(EXTRACT TO READ):
-- start --
How to clean up resources used in a flow?

Prefect 2.0

Orion allows you to run any Python code within your flow. Therefore, you can use any context manager to facilitate a cleanup process, such as restoring various kinds of a global state, locking and unlocking resources, closing opened files, etc.

@flow
def main_flow():
    with get_mysql_conn(db="mytestdb") as conn:
        sales = extract_sales_from_db(conn)
        customers = extract_customers_from_db(conn)
    df = merge_data(sales, customers)
    load_to_snowflake_dwh(df)

Full example:

import os
import contextlib
import pandas as pd
from prefect import flow, task

@contextlib.contextmanager
def get_mysql_conn(db):
    import mysql.connector

    conn = mysql.connector.connect(
        host=os.environ.get("MYSQL_HOST"),
        user=os.environ.get("MYSQL_USER"),
        password=os.environ.get("MYSQL_PWD"),
        database=db,
    )
    try:
        yield conn
    finally:
        conn.close()
-- end --
(TASKS TO CARRY OUT):
a) Print the part of the page on cleaning up flow resources that begins at the words "Prefect 2.0" and stops after the words "df = merge_data(sales, customers)".
b) In the page on cleaning up flow resources, what does Orion allow you to run within your flow?

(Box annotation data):
-- start --
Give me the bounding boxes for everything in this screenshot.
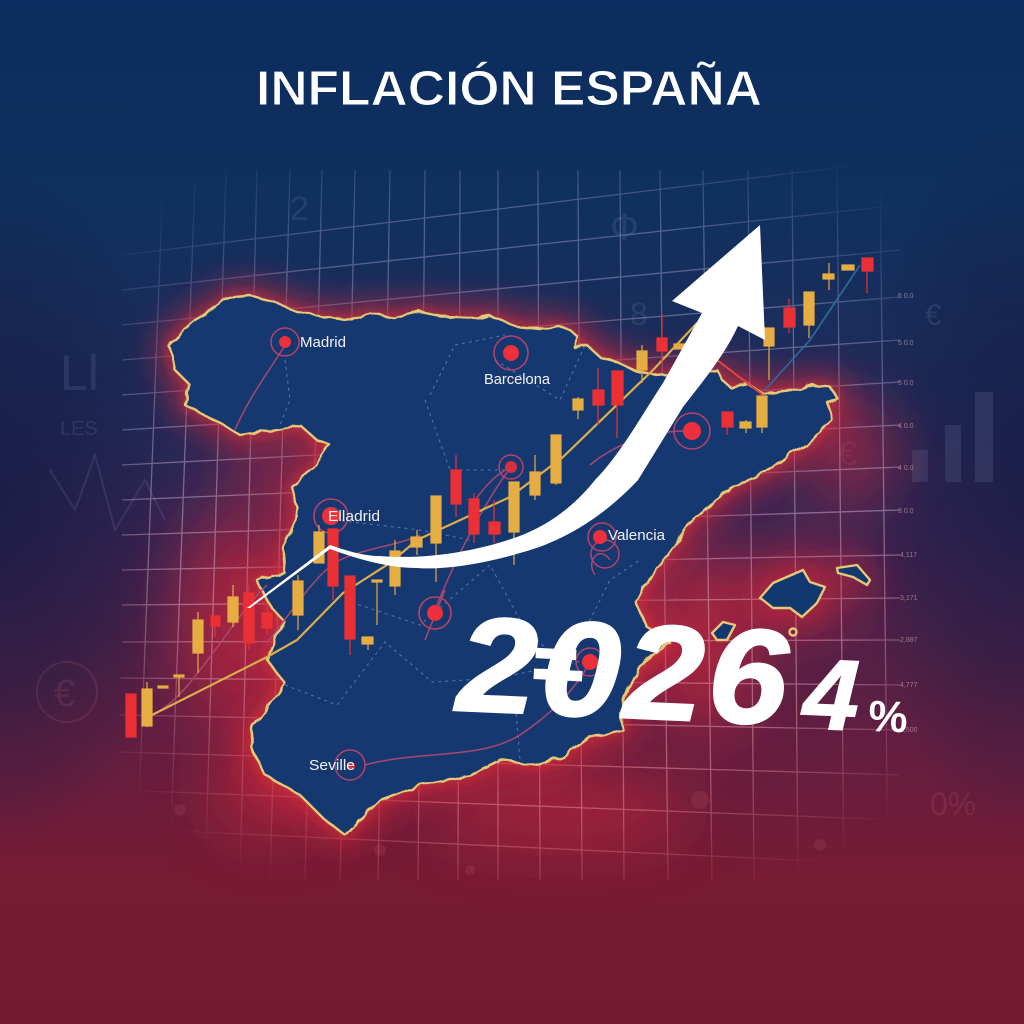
marker: Elladrid: Elladrid (328, 508, 380, 525)
faint background financial motifs: Ll (60, 345, 99, 401)
candlesticks: gold (142, 263, 854, 727)
inner hot rim (168, 295, 837, 835)
year 2026: 2026 (452, 590, 792, 754)
faint background financial motifs (37, 190, 993, 822)
perspective grid (116, 160, 900, 880)
right axis labels: 4,777 (900, 682, 918, 689)
right axis labels: 3 0.0 (898, 508, 914, 515)
right axis labels: 1,500 (900, 727, 918, 734)
faint background financial motifs: 8 (630, 296, 648, 332)
marker: Elladrid (314, 499, 380, 533)
marker: Madrid: Madrid (300, 335, 346, 351)
value 4 percent (799, 638, 908, 752)
faint background financial motifs: € (54, 673, 75, 715)
marker: Valencia (588, 523, 666, 568)
right axis labels: 4 0.0 (898, 423, 914, 430)
marker: Valencia: Valencia (608, 528, 666, 544)
faint background financial motifs: 0% (930, 786, 976, 822)
right axis labels: 4 0.0 (898, 465, 914, 472)
faint background financial motifs: € (838, 435, 857, 473)
map of Spain (168, 295, 837, 835)
bottom glow dots (174, 791, 826, 875)
trend lines (150, 265, 860, 716)
value 4 percent: % (868, 692, 908, 742)
faint background financial motifs: € (925, 299, 942, 332)
right axis labels: 3,171 (900, 595, 918, 602)
rising white arrow (247, 225, 765, 608)
marker: Barcelona: Barcelona (484, 372, 551, 388)
marker: south east behind year (576, 648, 604, 676)
city connection curves (150, 345, 690, 765)
marker: Madrid (271, 328, 346, 356)
right axis labels: 5 0.0 (898, 340, 914, 347)
right axis labels (898, 293, 918, 734)
islands (712, 565, 870, 640)
faint background financial motifs: LES (60, 418, 98, 440)
title: INFLACIÓN ESPAÑA (256, 61, 762, 116)
marker: south centre (419, 597, 451, 629)
marker: centre (499, 455, 523, 479)
marker: Seville (309, 750, 365, 780)
right axis labels: 6 0.0 (898, 293, 914, 300)
red glow patches around the map (180, 400, 890, 840)
faint background financial motifs: Ф (610, 207, 639, 249)
right axis labels: 5 0.0 (898, 380, 914, 387)
marker: Barcelona (484, 336, 551, 388)
right axis labels: 4,117 (900, 552, 917, 559)
faint background financial motifs: 2 (290, 190, 309, 228)
marker: north east (674, 413, 710, 449)
right axis labels: 2,887 (900, 637, 918, 644)
marker: Seville: Seville (309, 758, 355, 774)
candlesticks: red (126, 258, 873, 737)
value 4 percent: 4 (799, 638, 861, 752)
region borders (dashed) (280, 335, 640, 760)
red glow around the map (168, 295, 870, 835)
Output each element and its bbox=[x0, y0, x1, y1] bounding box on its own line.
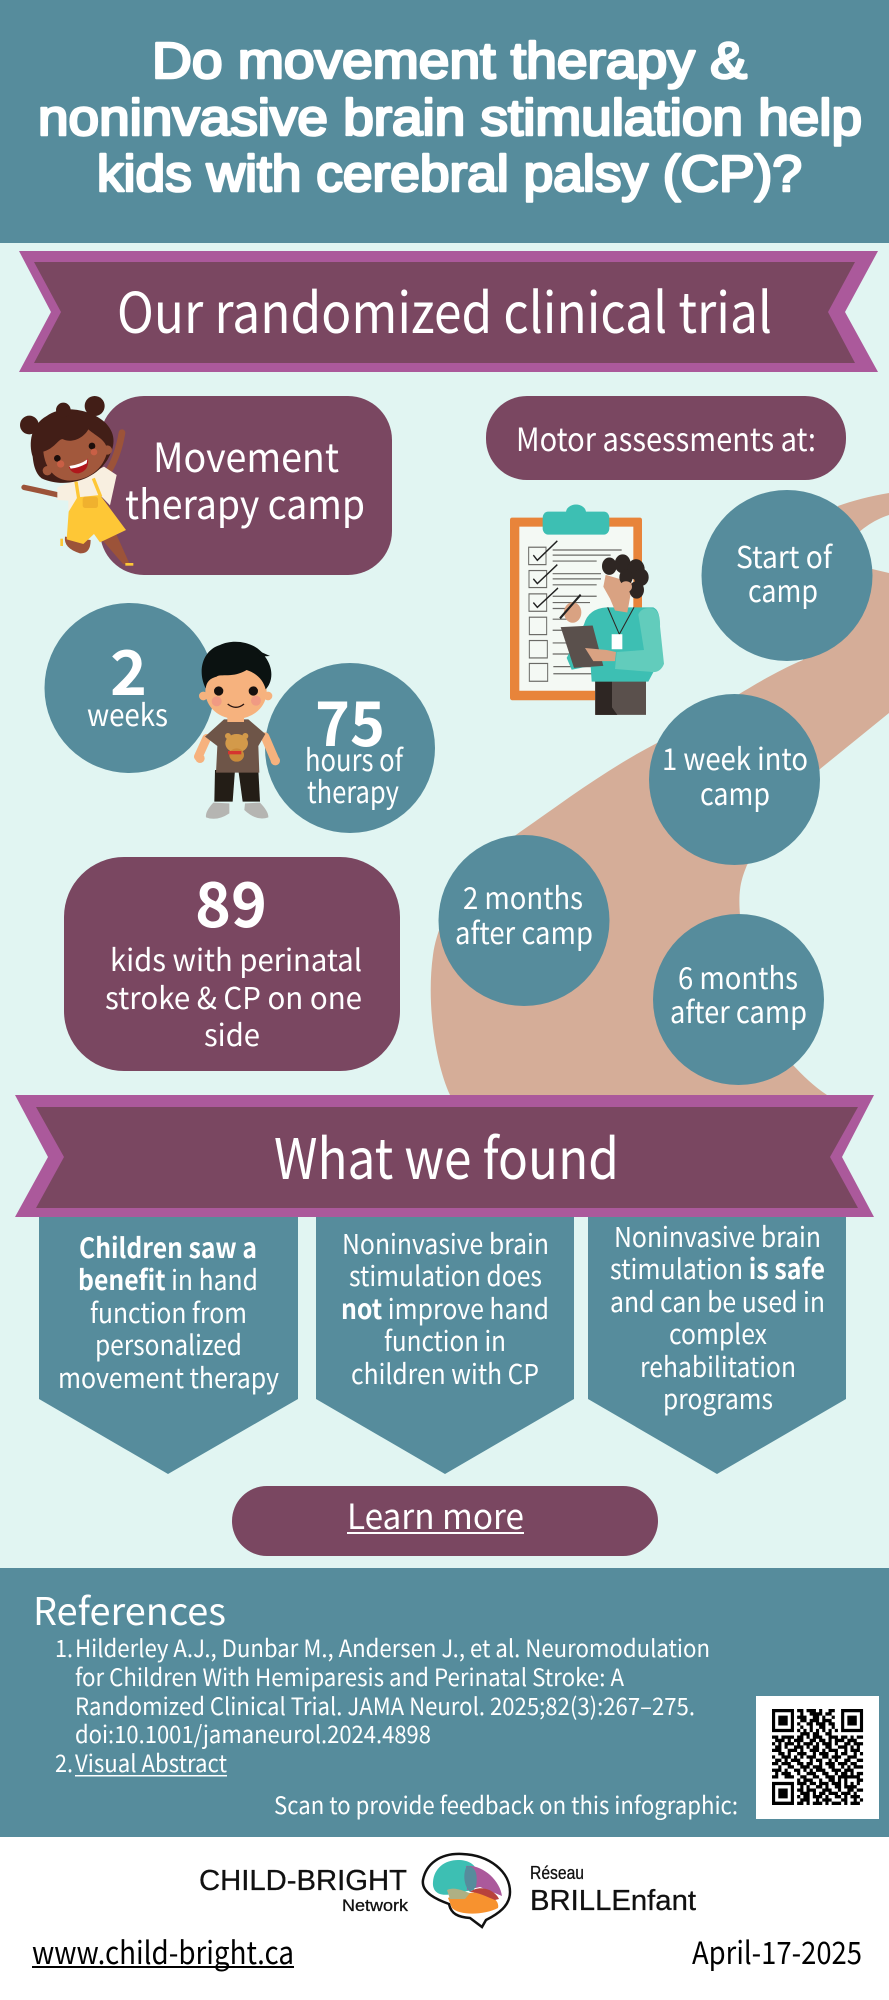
-- end --
(SOLUTIONS):
a)
Prefect 2.0

Orion allows you to run any Python code within your flow. Therefore, you can use any context manager to facilitate a cleanup process, such as restoring various kinds of a global state, locking and unlocking resources, closing opened files, etc.

@flow
def main_flow():
    with get_mysql_conn(db="mytestdb") as conn:
        sales = extract_sales_from_db(conn)
        customers = extract_customers_from_db(conn)
    df = merge_data(sales, customers)

b) Any Python code.